*SOURCE EXTRACT*:
•••

Because the manufacturing plant isn''t mentioned in the Frist Amendment or accorded with any watchdog function.

They're too busy with CYA to whistle-blow.

Let's look at some errors in your reply
by meridiantoo

Error #1 What does having a mention in the first amendment have to do with making a profit? The last time I checked, all news papers were private businesses, with an obligation to the owners or shareholders to make a profit. You can like it or not, but that is reality and the truth. As a business in a world of businesses, they are forced, just like all manufacturing operations to turn a profit

Would you pay $2.00 a copy for your daily newspaper? $3.00? $4.00?

Let's use $2.00 daily paper cost and $4.00 for the Sunday rag.

2.00 X 6 X 52 = $624 + ($4.00 X 52 for Sunday) = $832.00 annual cost of a $2.00 daily paper and a $4.00 Sunday edition.

•••

*DIRECTIVE*:
Answer these questions about the forum reply on newspaper costs above.
1. Under what name is the reply that lists errors posted?
2. What price per copy does the reply use for the Sunday edition?
3. What annual cost does the reply calculate for the daily paper and Sunday edition together?

•••

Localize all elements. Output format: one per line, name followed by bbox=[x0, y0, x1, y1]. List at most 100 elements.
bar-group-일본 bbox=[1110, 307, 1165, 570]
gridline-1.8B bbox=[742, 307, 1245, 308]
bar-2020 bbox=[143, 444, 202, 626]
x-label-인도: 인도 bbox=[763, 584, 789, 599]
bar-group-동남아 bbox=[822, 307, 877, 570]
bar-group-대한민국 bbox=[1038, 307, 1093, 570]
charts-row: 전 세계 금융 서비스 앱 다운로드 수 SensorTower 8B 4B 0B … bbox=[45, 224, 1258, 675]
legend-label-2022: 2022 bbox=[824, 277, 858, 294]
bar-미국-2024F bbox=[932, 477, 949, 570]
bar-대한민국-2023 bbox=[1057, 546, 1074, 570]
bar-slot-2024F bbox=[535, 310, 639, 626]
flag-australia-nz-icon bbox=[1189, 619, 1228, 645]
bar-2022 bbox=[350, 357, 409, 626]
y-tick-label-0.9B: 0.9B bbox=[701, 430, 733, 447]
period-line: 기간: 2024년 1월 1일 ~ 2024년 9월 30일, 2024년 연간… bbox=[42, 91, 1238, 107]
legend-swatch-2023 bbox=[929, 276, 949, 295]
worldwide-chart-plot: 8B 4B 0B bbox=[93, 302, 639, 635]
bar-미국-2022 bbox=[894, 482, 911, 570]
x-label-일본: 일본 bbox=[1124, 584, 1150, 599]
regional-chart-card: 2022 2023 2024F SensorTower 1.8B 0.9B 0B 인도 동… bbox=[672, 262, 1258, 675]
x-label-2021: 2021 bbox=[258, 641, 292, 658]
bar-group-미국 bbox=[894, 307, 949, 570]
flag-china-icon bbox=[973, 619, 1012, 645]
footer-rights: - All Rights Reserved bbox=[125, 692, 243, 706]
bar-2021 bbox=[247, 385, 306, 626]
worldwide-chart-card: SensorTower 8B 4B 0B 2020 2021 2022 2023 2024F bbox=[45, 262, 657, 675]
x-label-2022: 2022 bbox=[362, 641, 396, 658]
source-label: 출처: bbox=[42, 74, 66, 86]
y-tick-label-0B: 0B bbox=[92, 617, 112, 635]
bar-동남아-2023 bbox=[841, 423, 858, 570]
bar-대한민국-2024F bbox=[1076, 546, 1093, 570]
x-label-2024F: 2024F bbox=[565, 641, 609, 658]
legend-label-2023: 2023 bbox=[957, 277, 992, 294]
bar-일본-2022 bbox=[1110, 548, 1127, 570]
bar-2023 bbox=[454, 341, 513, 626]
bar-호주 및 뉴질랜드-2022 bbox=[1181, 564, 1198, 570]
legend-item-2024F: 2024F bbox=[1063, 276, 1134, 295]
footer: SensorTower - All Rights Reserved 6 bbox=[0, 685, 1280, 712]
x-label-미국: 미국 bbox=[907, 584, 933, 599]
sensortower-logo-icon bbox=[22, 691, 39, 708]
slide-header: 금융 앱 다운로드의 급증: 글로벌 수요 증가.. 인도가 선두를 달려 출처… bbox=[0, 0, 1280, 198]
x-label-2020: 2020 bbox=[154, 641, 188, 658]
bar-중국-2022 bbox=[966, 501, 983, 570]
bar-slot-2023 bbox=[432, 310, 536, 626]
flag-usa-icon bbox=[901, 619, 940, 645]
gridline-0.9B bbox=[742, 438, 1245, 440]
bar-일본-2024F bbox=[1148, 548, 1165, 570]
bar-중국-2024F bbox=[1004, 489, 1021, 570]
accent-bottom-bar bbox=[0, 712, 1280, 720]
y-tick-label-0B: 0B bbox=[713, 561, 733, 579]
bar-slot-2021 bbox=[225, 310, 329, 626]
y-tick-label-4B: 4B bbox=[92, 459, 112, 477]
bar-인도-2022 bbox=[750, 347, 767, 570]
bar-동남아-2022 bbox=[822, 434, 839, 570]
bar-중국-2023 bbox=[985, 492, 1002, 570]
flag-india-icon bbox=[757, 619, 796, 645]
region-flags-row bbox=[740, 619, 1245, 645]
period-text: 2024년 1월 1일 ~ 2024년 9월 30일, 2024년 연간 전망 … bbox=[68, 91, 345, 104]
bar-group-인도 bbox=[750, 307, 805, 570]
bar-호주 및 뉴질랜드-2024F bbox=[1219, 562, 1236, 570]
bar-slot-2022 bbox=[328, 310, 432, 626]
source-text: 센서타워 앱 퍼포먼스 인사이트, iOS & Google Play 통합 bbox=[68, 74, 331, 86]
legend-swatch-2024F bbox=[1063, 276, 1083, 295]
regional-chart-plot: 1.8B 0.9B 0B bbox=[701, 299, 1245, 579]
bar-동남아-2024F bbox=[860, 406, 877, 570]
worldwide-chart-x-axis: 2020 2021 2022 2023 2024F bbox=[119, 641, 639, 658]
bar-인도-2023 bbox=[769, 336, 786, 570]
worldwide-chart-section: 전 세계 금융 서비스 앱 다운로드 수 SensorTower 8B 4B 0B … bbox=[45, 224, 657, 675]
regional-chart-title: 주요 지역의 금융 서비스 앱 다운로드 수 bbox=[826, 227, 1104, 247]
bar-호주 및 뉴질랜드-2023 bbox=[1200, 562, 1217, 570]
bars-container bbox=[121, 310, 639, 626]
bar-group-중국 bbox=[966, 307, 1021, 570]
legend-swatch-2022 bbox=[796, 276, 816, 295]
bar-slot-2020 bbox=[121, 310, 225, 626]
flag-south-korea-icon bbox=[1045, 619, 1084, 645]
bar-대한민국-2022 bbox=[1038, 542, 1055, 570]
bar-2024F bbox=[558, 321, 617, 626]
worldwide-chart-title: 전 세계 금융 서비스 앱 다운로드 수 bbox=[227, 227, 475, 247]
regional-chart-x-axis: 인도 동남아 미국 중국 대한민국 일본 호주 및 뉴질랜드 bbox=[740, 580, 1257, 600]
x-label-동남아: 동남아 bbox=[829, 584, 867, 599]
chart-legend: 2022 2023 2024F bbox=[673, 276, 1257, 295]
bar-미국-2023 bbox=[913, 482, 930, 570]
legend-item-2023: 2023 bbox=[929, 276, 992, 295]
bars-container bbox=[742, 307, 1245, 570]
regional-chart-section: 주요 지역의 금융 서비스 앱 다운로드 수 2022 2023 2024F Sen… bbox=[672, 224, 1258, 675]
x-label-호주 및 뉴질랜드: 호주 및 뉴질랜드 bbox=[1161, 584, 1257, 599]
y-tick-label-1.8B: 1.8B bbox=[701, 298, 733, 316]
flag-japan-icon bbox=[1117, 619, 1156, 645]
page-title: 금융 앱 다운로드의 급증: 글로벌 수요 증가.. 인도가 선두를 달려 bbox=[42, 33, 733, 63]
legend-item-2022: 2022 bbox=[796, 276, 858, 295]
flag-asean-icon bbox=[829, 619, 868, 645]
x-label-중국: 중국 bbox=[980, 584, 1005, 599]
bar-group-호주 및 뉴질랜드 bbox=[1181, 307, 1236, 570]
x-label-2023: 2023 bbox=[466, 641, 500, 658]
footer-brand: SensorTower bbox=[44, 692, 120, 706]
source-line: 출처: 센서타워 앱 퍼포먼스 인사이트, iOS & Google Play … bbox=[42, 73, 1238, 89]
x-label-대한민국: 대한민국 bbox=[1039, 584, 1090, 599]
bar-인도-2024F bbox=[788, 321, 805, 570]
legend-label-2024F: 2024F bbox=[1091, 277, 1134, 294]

•••

*FINAL RESULT*:
1. meridiantoo
2. $4.00
3. $832.00